• WHAT YOU HAVE TO DO:
Write out the entries below once more, exactly.

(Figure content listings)
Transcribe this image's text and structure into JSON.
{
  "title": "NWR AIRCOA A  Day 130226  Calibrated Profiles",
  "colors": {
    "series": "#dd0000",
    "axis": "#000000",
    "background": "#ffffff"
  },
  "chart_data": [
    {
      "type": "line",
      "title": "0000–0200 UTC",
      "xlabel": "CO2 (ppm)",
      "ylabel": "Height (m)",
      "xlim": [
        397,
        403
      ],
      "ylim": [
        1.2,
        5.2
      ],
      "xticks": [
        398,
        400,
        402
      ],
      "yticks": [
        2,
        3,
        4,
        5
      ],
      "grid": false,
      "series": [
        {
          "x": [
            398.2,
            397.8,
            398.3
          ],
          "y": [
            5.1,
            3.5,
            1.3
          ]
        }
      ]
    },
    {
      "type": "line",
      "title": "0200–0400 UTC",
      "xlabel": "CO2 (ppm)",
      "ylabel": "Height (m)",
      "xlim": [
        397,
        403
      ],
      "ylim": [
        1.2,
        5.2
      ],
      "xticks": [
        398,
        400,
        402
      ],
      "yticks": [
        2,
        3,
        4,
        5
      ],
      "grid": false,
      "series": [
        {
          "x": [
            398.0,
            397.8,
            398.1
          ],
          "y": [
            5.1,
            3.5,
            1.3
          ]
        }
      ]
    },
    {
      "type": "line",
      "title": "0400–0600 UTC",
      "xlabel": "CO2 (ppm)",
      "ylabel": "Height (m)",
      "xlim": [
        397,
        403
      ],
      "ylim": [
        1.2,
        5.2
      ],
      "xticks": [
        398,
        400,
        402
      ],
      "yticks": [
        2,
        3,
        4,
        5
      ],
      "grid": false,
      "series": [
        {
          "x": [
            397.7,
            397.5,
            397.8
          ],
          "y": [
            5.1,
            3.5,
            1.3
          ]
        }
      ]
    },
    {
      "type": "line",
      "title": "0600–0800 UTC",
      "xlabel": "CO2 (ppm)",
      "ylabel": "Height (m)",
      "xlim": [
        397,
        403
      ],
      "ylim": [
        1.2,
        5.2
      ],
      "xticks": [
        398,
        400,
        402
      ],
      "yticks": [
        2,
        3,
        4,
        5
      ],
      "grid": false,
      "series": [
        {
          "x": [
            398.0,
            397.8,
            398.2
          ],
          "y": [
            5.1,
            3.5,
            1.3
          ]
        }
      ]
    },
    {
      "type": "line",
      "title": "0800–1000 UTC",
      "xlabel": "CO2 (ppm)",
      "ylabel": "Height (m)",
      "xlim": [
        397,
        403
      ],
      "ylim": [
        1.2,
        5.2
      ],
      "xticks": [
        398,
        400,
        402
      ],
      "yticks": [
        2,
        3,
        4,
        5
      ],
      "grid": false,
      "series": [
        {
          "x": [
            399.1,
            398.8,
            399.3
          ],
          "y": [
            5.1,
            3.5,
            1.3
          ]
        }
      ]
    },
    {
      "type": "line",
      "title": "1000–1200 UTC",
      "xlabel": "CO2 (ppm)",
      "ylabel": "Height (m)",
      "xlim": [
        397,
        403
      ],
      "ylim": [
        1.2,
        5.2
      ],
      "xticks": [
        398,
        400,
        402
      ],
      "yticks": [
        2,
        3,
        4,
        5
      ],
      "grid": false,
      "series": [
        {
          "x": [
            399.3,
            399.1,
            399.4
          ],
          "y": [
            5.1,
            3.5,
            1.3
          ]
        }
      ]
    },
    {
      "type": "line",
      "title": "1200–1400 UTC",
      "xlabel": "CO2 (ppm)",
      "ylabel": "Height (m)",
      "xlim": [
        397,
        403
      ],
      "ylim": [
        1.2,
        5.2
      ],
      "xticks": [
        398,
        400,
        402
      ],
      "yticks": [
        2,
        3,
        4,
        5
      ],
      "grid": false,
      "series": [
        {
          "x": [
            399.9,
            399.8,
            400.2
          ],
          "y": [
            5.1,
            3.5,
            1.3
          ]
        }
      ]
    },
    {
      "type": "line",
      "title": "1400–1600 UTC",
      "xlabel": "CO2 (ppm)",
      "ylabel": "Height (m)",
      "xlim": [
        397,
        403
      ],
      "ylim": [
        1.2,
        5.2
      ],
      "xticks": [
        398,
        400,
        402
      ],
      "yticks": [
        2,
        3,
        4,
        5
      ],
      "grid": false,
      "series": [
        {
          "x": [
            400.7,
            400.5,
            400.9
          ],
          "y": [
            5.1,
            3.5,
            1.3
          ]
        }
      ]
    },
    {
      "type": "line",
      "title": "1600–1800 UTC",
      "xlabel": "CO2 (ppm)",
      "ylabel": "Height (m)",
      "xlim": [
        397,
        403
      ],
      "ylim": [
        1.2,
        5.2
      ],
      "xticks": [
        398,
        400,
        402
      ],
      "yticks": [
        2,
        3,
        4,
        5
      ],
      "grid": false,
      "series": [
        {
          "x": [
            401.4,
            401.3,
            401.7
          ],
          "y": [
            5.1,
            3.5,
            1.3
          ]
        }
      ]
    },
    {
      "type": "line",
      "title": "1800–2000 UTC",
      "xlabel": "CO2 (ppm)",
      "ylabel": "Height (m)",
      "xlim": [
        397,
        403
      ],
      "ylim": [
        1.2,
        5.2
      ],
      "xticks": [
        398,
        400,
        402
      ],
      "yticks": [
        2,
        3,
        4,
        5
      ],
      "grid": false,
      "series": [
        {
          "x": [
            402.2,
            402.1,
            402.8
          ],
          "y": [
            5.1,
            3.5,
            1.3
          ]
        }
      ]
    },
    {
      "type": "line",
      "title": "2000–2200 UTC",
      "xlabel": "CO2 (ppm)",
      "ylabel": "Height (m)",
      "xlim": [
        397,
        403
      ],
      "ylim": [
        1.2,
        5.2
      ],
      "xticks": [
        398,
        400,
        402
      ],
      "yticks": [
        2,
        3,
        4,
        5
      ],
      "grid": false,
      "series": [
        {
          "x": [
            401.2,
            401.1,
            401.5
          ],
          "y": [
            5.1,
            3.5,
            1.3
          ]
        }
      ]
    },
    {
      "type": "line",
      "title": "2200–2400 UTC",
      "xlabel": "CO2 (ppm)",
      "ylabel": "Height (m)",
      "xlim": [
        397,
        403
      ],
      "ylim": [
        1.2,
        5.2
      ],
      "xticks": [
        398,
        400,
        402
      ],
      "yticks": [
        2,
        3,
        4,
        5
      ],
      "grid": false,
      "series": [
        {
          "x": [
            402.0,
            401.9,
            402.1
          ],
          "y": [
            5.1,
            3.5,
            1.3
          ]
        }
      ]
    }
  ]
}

• CORRECT OUTPUT:
Transcribe this image's text and structure into JSON.
{
  "title": "NWR AIRCOA A  Day 130226  Calibrated Profiles",
  "colors": {
    "series": "#dd0000",
    "axis": "#000000",
    "background": "#ffffff"
  },
  "chart_data": [
    {
      "type": "line",
      "title": "0000–0200 UTC",
      "xlabel": "CO2 (ppm)",
      "ylabel": "Height (m)",
      "xlim": [
        397,
        403
      ],
      "ylim": [
        1.2,
        5.2
      ],
      "xticks": [
        398,
        400,
        402
      ],
      "yticks": [
        2,
        3,
        4,
        5
      ],
      "grid": false,
      "series": [
        {
          "x": [
            398.2,
            397.8,
            398.3
          ],
          "y": [
            5.1,
            3.5,
            1.3
          ]
        }
      ]
    },
    {
      "type": "line",
      "title": "0200–0400 UTC",
      "xlabel": "CO2 (ppm)",
      "ylabel": "Height (m)",
      "xlim": [
        397,
        403
      ],
      "ylim": [
        1.2,
        5.2
      ],
      "xticks": [
        398,
        400,
        402
      ],
      "yticks": [
        2,
        3,
        4,
        5
      ],
      "grid": false,
      "series": [
        {
          "x": [
            398.0,
            397.8,
            398.1
          ],
          "y": [
            5.1,
            3.5,
            1.3
          ]
        }
      ]
    },
    {
      "type": "line",
      "title": "0400–0600 UTC",
      "xlabel": "CO2 (ppm)",
      "ylabel": "Height (m)",
      "xlim": [
        397,
        403
      ],
      "ylim": [
        1.2,
        5.2
      ],
      "xticks": [
        398,
        400,
        402
      ],
      "yticks": [
        2,
        3,
        4,
        5
      ],
      "grid": false,
      "series": [
        {
          "x": [
            397.7,
            397.5,
            397.8
          ],
          "y": [
            5.1,
            3.5,
            1.3
          ]
        }
      ]
    },
    {
      "type": "line",
      "title": "0600–0800 UTC",
      "xlabel": "CO2 (ppm)",
      "ylabel": "Height (m)",
      "xlim": [
        397,
        403
      ],
      "ylim": [
        1.2,
        5.2
      ],
      "xticks": [
        398,
        400,
        402
      ],
      "yticks": [
        2,
        3,
        4,
        5
      ],
      "grid": false,
      "series": [
        {
          "x": [
            398.0,
            397.8,
            398.2
          ],
          "y": [
            5.1,
            3.5,
            1.3
          ]
        }
      ]
    },
    {
      "type": "line",
      "title": "0800–1000 UTC",
      "xlabel": "CO2 (ppm)",
      "ylabel": "Height (m)",
      "xlim": [
        397,
        403
      ],
      "ylim": [
        1.2,
        5.2
      ],
      "xticks": [
        398,
        400,
        402
      ],
      "yticks": [
        2,
        3,
        4,
        5
      ],
      "grid": false,
      "series": [
        {
          "x": [
            399.1,
            398.8,
            399.3
          ],
          "y": [
            5.1,
            3.5,
            1.3
          ]
        }
      ]
    },
    {
      "type": "line",
      "title": "1000–1200 UTC",
      "xlabel": "CO2 (ppm)",
      "ylabel": "Height (m)",
      "xlim": [
        397,
        403
      ],
      "ylim": [
        1.2,
        5.2
      ],
      "xticks": [
        398,
        400,
        402
      ],
      "yticks": [
        2,
        3,
        4,
        5
      ],
      "grid": false,
      "series": [
        {
          "x": [
            399.3,
            399.1,
            399.4
          ],
          "y": [
            5.1,
            3.5,
            1.3
          ]
        }
      ]
    },
    {
      "type": "line",
      "title": "1200–1400 UTC",
      "xlabel": "CO2 (ppm)",
      "ylabel": "Height (m)",
      "xlim": [
        397,
        403
      ],
      "ylim": [
        1.2,
        5.2
      ],
      "xticks": [
        398,
        400,
        402
      ],
      "yticks": [
        2,
        3,
        4,
        5
      ],
      "grid": false,
      "series": [
        {
          "x": [
            399.9,
            399.8,
            400.2
          ],
          "y": [
            5.1,
            3.5,
            1.3
          ]
        }
      ]
    },
    {
      "type": "line",
      "title": "1400–1600 UTC",
      "xlabel": "CO2 (ppm)",
      "ylabel": "Height (m)",
      "xlim": [
        397,
        403
      ],
      "ylim": [
        1.2,
        5.2
      ],
      "xticks": [
        398,
        400,
        402
      ],
      "yticks": [
        2,
        3,
        4,
        5
      ],
      "grid": false,
      "series": [
        {
          "x": [
            400.7,
            400.5,
            400.9
          ],
          "y": [
            5.1,
            3.5,
            1.3
          ]
        }
      ]
    },
    {
      "type": "line",
      "title": "1600–1800 UTC",
      "xlabel": "CO2 (ppm)",
      "ylabel": "Height (m)",
      "xlim": [
        397,
        403
      ],
      "ylim": [
        1.2,
        5.2
      ],
      "xticks": [
        398,
        400,
        402
      ],
      "yticks": [
        2,
        3,
        4,
        5
      ],
      "grid": false,
      "series": [
        {
          "x": [
            401.4,
            401.3,
            401.7
          ],
          "y": [
            5.1,
            3.5,
            1.3
          ]
        }
      ]
    },
    {
      "type": "line",
      "title": "1800–2000 UTC",
      "xlabel": "CO2 (ppm)",
      "ylabel": "Height (m)",
      "xlim": [
        397,
        403
      ],
      "ylim": [
        1.2,
        5.2
      ],
      "xticks": [
        398,
        400,
        402
      ],
      "yticks": [
        2,
        3,
        4,
        5
      ],
      "grid": false,
      "series": [
        {
          "x": [
            402.2,
            402.1,
            402.8
          ],
          "y": [
            5.1,
            3.5,
            1.3
          ]
        }
      ]
    },
    {
      "type": "line",
      "title": "2000–2200 UTC",
      "xlabel": "CO2 (ppm)",
      "ylabel": "Height (m)",
      "xlim": [
        397,
        403
      ],
      "ylim": [
        1.2,
        5.2
      ],
      "xticks": [
        398,
        400,
        402
      ],
      "yticks": [
        2,
        3,
        4,
        5
      ],
      "grid": false,
      "series": [
        {
          "x": [
            401.2,
            401.1,
            401.5
          ],
          "y": [
            5.1,
            3.5,
            1.3
          ]
        }
      ]
    },
    {
      "type": "line",
      "title": "2200–2400 UTC",
      "xlabel": "CO2 (ppm)",
      "ylabel": "Height (m)",
      "xlim": [
        397,
        403
      ],
      "ylim": [
        1.2,
        5.2
      ],
      "xticks": [
        398,
        400,
        402
      ],
      "yticks": [
        2,
        3,
        4,
        5
      ],
      "grid": false,
      "series": [
        {
          "x": [
            402.0,
            401.9,
            402.1
          ],
          "y": [
            5.1,
            3.5,
            1.3
          ]
        }
      ]
    }
  ]
}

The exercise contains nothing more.